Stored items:
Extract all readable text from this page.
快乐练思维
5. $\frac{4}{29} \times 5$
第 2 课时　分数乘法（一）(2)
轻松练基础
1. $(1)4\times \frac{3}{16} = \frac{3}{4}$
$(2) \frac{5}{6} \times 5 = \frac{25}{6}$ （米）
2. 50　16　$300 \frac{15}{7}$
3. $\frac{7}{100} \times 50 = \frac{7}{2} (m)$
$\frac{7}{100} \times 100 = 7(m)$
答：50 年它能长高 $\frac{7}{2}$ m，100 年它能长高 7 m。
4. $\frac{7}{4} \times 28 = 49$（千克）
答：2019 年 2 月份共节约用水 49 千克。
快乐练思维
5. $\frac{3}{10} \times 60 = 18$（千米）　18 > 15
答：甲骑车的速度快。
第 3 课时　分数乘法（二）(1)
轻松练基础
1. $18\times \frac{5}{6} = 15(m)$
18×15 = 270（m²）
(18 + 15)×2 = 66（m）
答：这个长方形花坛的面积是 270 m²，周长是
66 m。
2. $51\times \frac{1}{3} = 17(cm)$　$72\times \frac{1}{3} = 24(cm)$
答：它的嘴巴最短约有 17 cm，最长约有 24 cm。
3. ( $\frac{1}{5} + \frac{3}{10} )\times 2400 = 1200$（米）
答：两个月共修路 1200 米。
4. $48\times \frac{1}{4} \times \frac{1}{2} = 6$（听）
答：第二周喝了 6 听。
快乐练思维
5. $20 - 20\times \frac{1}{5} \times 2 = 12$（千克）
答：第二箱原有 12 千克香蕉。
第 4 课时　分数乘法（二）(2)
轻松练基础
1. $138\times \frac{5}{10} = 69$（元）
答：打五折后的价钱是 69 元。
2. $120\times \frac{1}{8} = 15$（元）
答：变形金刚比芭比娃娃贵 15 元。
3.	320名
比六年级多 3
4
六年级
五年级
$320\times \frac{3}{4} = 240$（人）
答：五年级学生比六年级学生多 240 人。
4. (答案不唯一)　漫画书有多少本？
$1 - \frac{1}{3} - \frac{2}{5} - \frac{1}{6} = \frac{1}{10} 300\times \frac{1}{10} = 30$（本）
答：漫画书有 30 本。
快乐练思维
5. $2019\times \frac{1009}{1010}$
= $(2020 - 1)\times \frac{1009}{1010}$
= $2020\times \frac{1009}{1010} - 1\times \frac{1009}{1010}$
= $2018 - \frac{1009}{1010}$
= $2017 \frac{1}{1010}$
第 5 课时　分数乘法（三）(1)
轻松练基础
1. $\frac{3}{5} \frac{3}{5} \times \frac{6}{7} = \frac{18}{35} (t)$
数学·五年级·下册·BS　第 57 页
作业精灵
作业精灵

_Required task:_ For the data above, state how many lines contain "分数乘法"; the number is the whole answer.

_Solution to this problem:_ 4